> To be done: Type out every line below exactly as it reads.

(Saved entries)
** BEGIN **

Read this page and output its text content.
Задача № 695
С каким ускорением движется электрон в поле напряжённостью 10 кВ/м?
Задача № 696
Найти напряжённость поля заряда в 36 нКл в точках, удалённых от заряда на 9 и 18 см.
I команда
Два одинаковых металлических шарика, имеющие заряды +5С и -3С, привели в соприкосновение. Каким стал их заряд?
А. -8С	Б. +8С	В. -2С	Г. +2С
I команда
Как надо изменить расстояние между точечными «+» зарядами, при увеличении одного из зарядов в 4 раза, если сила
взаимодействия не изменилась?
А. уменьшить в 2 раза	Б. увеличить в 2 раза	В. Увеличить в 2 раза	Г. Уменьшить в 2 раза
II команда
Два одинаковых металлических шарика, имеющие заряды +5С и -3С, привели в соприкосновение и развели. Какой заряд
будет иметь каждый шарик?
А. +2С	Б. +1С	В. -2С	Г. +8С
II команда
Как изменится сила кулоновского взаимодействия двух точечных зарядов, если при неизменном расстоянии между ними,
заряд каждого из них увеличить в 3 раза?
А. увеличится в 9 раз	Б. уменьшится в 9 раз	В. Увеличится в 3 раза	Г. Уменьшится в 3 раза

** END **

> Result of this task:
Read this page and output its text content.
Задача № 695
С каким ускорением движется электрон в поле напряжённостью 10 кВ/м?
Задача № 696
Найти напряжённость поля заряда в 36 нКл в точках, удалённых от заряда на 9 и 18 см.
I команда
Два одинаковых металлических шарика, имеющие заряды +5С и -3С, привели в соприкосновение. Каким стал их заряд?
А. -8С	Б. +8С	В. -2С	Г. +2С
I команда
Как надо изменить расстояние между точечными «+» зарядами, при увеличении одного из зарядов в 4 раза, если сила
взаимодействия не изменилась?
А. уменьшить в 2 раза	Б. увеличить в 2 раза	В. Увеличить в 2 раза	Г. Уменьшить в 2 раза
II команда
Два одинаковых металлических шарика, имеющие заряды +5С и -3С, привели в соприкосновение и развели. Какой заряд
будет иметь каждый шарик?
А. +2С	Б. +1С	В. -2С	Г. +8С
II команда
Как изменится сила кулоновского взаимодействия двух точечных зарядов, если при неизменном расстоянии между ними,
заряд каждого из них увеличить в 3 раза?
А. увеличится в 9 раз	Б. уменьшится в 9 раз	В. Увеличится в 3 раза	Г. Уменьшится в 3 раза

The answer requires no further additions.